* begin Excerpted data *

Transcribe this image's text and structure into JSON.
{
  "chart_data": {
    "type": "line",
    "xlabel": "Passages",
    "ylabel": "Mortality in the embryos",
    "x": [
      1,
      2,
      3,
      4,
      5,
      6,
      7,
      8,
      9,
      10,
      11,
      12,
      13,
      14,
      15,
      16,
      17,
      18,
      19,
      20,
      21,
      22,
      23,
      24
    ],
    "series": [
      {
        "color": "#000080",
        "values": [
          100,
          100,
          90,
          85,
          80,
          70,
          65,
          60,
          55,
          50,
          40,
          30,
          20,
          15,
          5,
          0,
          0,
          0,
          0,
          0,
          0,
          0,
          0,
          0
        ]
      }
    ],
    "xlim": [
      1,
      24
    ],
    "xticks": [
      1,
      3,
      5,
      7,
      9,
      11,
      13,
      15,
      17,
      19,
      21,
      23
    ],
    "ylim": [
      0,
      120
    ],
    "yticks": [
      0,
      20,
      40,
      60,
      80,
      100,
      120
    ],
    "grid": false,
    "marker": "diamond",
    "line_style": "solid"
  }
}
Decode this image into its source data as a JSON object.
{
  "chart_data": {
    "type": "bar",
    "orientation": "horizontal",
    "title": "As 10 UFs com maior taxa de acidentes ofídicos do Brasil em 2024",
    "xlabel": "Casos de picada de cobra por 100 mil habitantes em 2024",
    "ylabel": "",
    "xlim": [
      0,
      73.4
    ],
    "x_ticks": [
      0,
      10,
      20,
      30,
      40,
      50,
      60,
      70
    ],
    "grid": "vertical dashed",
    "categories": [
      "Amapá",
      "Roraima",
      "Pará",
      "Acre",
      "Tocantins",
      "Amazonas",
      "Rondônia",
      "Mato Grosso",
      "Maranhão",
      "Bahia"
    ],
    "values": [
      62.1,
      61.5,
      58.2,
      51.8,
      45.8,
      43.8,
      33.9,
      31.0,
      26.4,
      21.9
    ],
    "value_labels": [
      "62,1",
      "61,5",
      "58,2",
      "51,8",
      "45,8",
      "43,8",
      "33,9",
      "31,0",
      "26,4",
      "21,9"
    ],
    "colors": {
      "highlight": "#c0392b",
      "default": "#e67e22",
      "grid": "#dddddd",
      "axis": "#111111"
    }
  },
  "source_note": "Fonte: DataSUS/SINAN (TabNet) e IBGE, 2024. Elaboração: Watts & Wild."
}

* end Excerpted data *

Direction:
In the records above, tally the lines where the word "JSON" appears, and give the number and nothing else.

Final answer:
2